■ PROBLEM DETAILS ■
Please count the lines below that contain the word "ylabel", and reply with that number alone.

■ PROVIDED DATA ■

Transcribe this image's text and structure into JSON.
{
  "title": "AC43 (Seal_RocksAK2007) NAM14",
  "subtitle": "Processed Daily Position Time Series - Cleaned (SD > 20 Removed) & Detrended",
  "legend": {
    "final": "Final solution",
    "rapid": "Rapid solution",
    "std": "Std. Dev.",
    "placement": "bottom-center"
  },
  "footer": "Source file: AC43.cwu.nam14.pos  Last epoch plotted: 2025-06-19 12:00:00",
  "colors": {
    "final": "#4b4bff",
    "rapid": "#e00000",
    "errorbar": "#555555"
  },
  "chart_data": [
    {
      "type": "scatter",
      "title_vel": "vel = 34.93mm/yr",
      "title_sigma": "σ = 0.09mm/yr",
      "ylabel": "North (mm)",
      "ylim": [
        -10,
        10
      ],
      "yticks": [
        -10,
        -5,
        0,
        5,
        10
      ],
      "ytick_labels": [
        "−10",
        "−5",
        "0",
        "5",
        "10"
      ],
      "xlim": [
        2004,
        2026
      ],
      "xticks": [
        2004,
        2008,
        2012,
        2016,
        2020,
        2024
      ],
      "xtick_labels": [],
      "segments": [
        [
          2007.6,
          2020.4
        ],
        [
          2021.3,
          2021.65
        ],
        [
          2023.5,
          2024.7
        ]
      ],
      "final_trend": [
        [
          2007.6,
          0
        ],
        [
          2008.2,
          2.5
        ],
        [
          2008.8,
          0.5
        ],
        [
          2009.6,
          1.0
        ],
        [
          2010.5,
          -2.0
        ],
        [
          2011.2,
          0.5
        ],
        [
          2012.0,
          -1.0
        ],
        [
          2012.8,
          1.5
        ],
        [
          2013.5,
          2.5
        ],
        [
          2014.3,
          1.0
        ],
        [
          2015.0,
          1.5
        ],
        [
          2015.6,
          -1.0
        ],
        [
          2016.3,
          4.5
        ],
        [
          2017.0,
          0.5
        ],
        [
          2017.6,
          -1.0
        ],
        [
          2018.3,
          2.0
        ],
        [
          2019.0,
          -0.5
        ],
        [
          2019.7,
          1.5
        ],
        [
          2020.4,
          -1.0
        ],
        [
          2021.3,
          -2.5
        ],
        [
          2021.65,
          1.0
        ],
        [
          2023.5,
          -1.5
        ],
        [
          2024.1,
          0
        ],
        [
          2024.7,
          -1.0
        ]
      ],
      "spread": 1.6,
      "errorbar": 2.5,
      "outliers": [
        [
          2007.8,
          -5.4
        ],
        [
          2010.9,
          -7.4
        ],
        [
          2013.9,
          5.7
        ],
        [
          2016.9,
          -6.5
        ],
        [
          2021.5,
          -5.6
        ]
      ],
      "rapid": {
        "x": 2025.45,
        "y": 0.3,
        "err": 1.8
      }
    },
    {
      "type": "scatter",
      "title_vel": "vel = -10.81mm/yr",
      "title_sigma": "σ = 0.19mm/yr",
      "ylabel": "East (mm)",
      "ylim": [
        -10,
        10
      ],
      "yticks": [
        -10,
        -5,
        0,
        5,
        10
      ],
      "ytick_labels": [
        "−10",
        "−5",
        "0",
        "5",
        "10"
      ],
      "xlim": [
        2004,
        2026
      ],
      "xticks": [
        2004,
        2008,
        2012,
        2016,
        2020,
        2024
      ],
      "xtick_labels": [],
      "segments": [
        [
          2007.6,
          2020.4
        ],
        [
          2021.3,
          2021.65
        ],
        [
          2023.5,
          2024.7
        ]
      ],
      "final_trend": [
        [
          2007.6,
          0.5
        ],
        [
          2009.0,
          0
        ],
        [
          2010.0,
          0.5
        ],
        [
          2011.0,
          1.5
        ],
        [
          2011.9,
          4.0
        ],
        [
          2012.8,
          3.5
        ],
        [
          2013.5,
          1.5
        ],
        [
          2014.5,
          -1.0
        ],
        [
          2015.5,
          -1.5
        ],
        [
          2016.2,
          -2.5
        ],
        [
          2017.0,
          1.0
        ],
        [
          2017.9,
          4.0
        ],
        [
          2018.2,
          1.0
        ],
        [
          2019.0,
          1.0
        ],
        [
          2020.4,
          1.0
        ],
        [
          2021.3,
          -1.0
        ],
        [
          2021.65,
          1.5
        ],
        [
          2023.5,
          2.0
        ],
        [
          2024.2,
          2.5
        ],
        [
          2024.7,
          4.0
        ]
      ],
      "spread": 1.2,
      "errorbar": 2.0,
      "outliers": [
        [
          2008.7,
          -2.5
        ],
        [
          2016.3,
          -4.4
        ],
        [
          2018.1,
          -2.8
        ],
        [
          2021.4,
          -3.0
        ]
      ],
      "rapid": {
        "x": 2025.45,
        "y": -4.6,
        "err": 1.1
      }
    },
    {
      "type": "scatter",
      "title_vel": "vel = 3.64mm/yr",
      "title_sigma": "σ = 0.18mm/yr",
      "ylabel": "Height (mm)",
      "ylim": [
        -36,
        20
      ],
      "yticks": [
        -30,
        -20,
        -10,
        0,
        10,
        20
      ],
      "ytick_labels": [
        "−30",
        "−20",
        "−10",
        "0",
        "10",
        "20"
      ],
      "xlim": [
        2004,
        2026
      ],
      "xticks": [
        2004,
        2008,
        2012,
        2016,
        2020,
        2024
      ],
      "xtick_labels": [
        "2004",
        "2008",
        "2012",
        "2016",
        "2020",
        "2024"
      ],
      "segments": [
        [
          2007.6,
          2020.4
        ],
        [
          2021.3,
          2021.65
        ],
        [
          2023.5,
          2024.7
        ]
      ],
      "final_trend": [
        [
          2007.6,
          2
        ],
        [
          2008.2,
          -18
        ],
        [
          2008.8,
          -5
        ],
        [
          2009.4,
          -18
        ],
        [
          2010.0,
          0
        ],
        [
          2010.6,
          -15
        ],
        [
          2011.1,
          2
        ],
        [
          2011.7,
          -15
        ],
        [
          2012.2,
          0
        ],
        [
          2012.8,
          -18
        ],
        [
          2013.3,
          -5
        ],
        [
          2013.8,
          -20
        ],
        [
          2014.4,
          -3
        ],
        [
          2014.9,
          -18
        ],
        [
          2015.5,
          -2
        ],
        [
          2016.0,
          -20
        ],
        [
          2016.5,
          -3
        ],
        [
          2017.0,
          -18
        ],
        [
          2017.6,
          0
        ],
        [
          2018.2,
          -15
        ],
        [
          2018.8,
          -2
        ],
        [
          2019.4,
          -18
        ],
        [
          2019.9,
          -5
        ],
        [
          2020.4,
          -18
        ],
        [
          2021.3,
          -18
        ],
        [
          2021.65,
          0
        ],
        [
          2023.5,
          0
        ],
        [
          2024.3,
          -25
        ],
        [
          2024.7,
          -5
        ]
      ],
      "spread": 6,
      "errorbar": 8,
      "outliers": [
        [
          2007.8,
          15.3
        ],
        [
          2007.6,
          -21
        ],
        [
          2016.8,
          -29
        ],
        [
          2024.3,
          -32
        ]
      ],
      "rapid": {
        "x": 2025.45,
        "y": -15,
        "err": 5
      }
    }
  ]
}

■ EXERCISE RESULT ■
3